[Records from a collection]
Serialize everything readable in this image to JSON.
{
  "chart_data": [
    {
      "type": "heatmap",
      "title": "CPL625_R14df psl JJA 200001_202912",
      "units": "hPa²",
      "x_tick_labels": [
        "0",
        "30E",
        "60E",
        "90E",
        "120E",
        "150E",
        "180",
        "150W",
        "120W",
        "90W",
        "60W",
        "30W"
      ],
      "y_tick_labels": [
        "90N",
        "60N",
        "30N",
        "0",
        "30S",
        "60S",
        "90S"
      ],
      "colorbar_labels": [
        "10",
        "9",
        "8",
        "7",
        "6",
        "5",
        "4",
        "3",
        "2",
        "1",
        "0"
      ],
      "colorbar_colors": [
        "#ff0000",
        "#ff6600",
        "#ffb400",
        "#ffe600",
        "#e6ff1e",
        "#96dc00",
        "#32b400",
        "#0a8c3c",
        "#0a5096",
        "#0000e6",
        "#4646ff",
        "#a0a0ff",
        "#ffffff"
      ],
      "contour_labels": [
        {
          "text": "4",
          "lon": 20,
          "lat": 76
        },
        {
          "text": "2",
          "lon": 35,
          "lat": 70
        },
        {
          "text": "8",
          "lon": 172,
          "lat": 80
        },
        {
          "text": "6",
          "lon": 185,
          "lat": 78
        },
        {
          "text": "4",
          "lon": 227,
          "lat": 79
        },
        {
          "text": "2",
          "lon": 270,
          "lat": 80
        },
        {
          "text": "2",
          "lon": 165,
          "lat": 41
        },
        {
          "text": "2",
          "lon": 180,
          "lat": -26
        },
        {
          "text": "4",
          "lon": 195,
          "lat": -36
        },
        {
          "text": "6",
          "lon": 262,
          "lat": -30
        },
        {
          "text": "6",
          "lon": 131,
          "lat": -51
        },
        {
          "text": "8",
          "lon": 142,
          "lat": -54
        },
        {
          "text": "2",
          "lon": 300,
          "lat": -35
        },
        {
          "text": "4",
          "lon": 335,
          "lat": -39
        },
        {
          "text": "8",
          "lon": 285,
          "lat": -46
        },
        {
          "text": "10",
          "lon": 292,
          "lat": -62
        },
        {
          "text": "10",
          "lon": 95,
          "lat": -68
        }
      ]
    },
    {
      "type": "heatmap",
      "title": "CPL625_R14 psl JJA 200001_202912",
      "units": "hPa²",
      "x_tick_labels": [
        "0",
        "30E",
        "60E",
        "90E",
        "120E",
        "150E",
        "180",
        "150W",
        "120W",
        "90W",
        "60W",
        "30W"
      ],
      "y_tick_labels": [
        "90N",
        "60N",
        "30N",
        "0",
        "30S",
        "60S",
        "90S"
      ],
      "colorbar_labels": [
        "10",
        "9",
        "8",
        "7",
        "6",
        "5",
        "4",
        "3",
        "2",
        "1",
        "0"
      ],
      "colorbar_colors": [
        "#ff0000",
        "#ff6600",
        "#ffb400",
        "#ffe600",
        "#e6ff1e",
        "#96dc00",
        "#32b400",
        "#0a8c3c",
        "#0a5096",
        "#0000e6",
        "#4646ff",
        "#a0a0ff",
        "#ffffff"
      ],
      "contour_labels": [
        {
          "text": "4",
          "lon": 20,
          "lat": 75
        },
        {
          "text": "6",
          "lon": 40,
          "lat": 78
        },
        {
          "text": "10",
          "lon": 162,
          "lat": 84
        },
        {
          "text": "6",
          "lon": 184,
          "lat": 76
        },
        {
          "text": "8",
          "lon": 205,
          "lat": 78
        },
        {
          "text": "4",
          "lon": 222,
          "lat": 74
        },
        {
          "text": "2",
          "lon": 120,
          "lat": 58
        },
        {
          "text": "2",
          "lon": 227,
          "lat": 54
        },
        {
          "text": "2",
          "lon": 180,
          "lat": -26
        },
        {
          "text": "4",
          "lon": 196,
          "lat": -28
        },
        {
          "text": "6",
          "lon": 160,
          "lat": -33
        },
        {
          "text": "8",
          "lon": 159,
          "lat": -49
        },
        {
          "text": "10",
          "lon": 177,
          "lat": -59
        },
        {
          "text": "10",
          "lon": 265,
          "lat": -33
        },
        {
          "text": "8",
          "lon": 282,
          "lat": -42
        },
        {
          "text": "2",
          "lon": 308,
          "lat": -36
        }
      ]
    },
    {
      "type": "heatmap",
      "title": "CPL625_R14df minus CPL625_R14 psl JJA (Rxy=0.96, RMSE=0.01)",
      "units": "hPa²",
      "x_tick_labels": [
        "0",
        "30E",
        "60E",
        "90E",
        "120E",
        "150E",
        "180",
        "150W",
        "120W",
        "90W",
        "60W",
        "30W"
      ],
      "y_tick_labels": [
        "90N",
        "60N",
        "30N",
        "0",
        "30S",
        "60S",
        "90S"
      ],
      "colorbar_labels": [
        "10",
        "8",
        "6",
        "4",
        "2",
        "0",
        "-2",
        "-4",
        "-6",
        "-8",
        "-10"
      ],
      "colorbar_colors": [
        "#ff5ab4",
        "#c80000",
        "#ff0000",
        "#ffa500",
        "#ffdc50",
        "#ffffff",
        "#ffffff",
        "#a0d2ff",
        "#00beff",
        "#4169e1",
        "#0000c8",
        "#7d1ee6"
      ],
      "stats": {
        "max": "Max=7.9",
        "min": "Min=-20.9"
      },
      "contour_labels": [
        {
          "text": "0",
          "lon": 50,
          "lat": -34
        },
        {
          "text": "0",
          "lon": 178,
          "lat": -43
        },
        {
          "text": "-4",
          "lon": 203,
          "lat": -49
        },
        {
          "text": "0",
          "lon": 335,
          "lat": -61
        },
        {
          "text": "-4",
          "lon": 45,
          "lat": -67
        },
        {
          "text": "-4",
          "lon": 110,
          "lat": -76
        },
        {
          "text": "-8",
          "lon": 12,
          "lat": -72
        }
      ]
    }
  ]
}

▶ **The task**
Return every line of the material exactly.

▶ **Result**
Serialize everything readable in this image to JSON.
{
  "chart_data": [
    {
      "type": "heatmap",
      "title": "CPL625_R14df psl JJA 200001_202912",
      "units": "hPa²",
      "x_tick_labels": [
        "0",
        "30E",
        "60E",
        "90E",
        "120E",
        "150E",
        "180",
        "150W",
        "120W",
        "90W",
        "60W",
        "30W"
      ],
      "y_tick_labels": [
        "90N",
        "60N",
        "30N",
        "0",
        "30S",
        "60S",
        "90S"
      ],
      "colorbar_labels": [
        "10",
        "9",
        "8",
        "7",
        "6",
        "5",
        "4",
        "3",
        "2",
        "1",
        "0"
      ],
      "colorbar_colors": [
        "#ff0000",
        "#ff6600",
        "#ffb400",
        "#ffe600",
        "#e6ff1e",
        "#96dc00",
        "#32b400",
        "#0a8c3c",
        "#0a5096",
        "#0000e6",
        "#4646ff",
        "#a0a0ff",
        "#ffffff"
      ],
      "contour_labels": [
        {
          "text": "4",
          "lon": 20,
          "lat": 76
        },
        {
          "text": "2",
          "lon": 35,
          "lat": 70
        },
        {
          "text": "8",
          "lon": 172,
          "lat": 80
        },
        {
          "text": "6",
          "lon": 185,
          "lat": 78
        },
        {
          "text": "4",
          "lon": 227,
          "lat": 79
        },
        {
          "text": "2",
          "lon": 270,
          "lat": 80
        },
        {
          "text": "2",
          "lon": 165,
          "lat": 41
        },
        {
          "text": "2",
          "lon": 180,
          "lat": -26
        },
        {
          "text": "4",
          "lon": 195,
          "lat": -36
        },
        {
          "text": "6",
          "lon": 262,
          "lat": -30
        },
        {
          "text": "6",
          "lon": 131,
          "lat": -51
        },
        {
          "text": "8",
          "lon": 142,
          "lat": -54
        },
        {
          "text": "2",
          "lon": 300,
          "lat": -35
        },
        {
          "text": "4",
          "lon": 335,
          "lat": -39
        },
        {
          "text": "8",
          "lon": 285,
          "lat": -46
        },
        {
          "text": "10",
          "lon": 292,
          "lat": -62
        },
        {
          "text": "10",
          "lon": 95,
          "lat": -68
        }
      ]
    },
    {
      "type": "heatmap",
      "title": "CPL625_R14 psl JJA 200001_202912",
      "units": "hPa²",
      "x_tick_labels": [
        "0",
        "30E",
        "60E",
        "90E",
        "120E",
        "150E",
        "180",
        "150W",
        "120W",
        "90W",
        "60W",
        "30W"
      ],
      "y_tick_labels": [
        "90N",
        "60N",
        "30N",
        "0",
        "30S",
        "60S",
        "90S"
      ],
      "colorbar_labels": [
        "10",
        "9",
        "8",
        "7",
        "6",
        "5",
        "4",
        "3",
        "2",
        "1",
        "0"
      ],
      "colorbar_colors": [
        "#ff0000",
        "#ff6600",
        "#ffb400",
        "#ffe600",
        "#e6ff1e",
        "#96dc00",
        "#32b400",
        "#0a8c3c",
        "#0a5096",
        "#0000e6",
        "#4646ff",
        "#a0a0ff",
        "#ffffff"
      ],
      "contour_labels": [
        {
          "text": "4",
          "lon": 20,
          "lat": 75
        },
        {
          "text": "6",
          "lon": 40,
          "lat": 78
        },
        {
          "text": "10",
          "lon": 162,
          "lat": 84
        },
        {
          "text": "6",
          "lon": 184,
          "lat": 76
        },
        {
          "text": "8",
          "lon": 205,
          "lat": 78
        },
        {
          "text": "4",
          "lon": 222,
          "lat": 74
        },
        {
          "text": "2",
          "lon": 120,
          "lat": 58
        },
        {
          "text": "2",
          "lon": 227,
          "lat": 54
        },
        {
          "text": "2",
          "lon": 180,
          "lat": -26
        },
        {
          "text": "4",
          "lon": 196,
          "lat": -28
        },
        {
          "text": "6",
          "lon": 160,
          "lat": -33
        },
        {
          "text": "8",
          "lon": 159,
          "lat": -49
        },
        {
          "text": "10",
          "lon": 177,
          "lat": -59
        },
        {
          "text": "10",
          "lon": 265,
          "lat": -33
        },
        {
          "text": "8",
          "lon": 282,
          "lat": -42
        },
        {
          "text": "2",
          "lon": 308,
          "lat": -36
        }
      ]
    },
    {
      "type": "heatmap",
      "title": "CPL625_R14df minus CPL625_R14 psl JJA (Rxy=0.96, RMSE=0.01)",
      "units": "hPa²",
      "x_tick_labels": [
        "0",
        "30E",
        "60E",
        "90E",
        "120E",
        "150E",
        "180",
        "150W",
        "120W",
        "90W",
        "60W",
        "30W"
      ],
      "y_tick_labels": [
        "90N",
        "60N",
        "30N",
        "0",
        "30S",
        "60S",
        "90S"
      ],
      "colorbar_labels": [
        "10",
        "8",
        "6",
        "4",
        "2",
        "0",
        "-2",
        "-4",
        "-6",
        "-8",
        "-10"
      ],
      "colorbar_colors": [
        "#ff5ab4",
        "#c80000",
        "#ff0000",
        "#ffa500",
        "#ffdc50",
        "#ffffff",
        "#ffffff",
        "#a0d2ff",
        "#00beff",
        "#4169e1",
        "#0000c8",
        "#7d1ee6"
      ],
      "stats": {
        "max": "Max=7.9",
        "min": "Min=-20.9"
      },
      "contour_labels": [
        {
          "text": "0",
          "lon": 50,
          "lat": -34
        },
        {
          "text": "0",
          "lon": 178,
          "lat": -43
        },
        {
          "text": "-4",
          "lon": 203,
          "lat": -49
        },
        {
          "text": "0",
          "lon": 335,
          "lat": -61
        },
        {
          "text": "-4",
          "lon": 45,
          "lat": -67
        },
        {
          "text": "-4",
          "lon": 110,
          "lat": -76
        },
        {
          "text": "-8",
          "lon": 12,
          "lat": -72
        }
      ]
    }
  ]
}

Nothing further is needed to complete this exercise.